The problem: Going through the material below, please gather all lines with the word "homme" in them.

Extracted information:
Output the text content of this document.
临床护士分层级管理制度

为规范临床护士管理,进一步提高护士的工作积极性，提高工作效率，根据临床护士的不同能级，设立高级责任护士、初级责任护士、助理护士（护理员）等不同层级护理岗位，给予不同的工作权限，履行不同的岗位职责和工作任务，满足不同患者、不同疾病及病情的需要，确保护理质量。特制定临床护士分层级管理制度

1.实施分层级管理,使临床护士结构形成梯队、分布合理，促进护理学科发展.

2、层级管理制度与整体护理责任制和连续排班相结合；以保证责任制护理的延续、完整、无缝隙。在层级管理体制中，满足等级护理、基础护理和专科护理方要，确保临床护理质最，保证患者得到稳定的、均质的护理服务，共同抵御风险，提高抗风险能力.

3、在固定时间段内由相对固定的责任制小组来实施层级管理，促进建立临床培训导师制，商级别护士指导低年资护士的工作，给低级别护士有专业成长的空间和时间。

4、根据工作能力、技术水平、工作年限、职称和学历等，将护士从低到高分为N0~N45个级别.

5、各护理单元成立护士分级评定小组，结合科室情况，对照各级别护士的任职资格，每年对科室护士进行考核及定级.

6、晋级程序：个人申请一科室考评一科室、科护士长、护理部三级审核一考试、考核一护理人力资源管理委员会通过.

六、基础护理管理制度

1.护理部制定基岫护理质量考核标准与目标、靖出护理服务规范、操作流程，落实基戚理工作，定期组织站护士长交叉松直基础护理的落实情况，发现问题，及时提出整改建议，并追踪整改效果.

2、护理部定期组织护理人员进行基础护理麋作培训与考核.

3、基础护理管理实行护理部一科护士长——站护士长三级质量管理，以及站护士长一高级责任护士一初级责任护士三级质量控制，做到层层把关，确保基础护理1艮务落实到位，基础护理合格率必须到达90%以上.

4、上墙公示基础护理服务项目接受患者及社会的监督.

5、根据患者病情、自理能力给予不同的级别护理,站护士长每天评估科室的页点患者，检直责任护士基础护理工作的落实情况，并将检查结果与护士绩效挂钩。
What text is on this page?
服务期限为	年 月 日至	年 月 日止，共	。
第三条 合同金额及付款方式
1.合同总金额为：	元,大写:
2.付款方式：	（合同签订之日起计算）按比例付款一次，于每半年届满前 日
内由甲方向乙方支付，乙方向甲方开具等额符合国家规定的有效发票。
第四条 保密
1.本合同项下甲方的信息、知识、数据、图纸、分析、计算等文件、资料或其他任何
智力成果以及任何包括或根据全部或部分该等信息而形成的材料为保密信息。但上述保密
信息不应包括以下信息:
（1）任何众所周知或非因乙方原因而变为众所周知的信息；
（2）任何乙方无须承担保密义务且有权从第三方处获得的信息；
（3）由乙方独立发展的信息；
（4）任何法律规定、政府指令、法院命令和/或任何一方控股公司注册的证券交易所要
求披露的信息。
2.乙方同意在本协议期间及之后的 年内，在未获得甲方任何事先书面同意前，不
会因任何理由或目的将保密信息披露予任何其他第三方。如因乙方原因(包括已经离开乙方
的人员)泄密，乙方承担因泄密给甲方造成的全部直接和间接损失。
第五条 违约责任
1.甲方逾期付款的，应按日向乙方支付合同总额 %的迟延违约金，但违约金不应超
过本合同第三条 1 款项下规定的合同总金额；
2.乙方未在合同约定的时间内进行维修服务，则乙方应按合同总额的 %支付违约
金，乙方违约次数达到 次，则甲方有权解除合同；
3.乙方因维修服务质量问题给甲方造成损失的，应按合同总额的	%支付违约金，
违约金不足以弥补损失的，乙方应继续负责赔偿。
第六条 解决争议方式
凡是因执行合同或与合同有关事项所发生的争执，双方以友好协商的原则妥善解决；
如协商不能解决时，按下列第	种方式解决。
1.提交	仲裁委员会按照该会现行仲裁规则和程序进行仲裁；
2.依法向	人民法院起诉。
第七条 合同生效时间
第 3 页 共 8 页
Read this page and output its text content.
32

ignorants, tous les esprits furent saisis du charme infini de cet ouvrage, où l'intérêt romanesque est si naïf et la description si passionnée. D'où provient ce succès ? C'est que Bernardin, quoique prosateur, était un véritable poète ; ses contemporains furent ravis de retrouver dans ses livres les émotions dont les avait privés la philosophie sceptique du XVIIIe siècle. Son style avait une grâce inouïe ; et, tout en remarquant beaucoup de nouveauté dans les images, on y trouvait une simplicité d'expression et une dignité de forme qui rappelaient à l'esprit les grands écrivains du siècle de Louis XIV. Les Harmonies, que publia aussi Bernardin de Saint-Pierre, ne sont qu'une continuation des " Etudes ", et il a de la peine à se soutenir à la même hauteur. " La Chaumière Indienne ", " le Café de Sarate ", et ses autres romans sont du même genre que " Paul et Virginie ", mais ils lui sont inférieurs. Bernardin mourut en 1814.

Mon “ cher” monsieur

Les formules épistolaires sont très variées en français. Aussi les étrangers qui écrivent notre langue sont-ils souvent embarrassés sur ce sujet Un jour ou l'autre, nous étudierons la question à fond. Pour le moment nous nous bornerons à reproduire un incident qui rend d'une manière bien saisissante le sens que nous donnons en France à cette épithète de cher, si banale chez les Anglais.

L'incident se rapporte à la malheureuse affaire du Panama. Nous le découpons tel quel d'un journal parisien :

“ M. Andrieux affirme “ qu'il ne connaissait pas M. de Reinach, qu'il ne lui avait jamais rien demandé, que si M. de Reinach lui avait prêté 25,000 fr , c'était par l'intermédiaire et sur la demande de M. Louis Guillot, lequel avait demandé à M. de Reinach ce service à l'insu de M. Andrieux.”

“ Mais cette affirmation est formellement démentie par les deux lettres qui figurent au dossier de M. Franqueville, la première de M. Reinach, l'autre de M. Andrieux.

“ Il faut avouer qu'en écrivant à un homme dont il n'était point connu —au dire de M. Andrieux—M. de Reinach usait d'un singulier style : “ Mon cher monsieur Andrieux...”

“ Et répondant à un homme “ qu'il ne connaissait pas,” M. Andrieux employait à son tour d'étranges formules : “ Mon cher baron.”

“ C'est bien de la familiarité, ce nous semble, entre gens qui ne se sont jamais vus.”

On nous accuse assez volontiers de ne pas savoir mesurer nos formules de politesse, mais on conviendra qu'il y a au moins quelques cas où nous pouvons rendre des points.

Correct response:
“ Il faut avouer qu'en écrivant à un homme dont il n'était point connu —au dire de M. Andrieux—M. de Reinach usait d'un singulier style : “ Mon cher monsieur Andrieux...”
“ Et répondant à un homme “ qu'il ne connaissait pas,” M. Andrieux employait à son tour d'étranges formules : “ Mon cher baron.”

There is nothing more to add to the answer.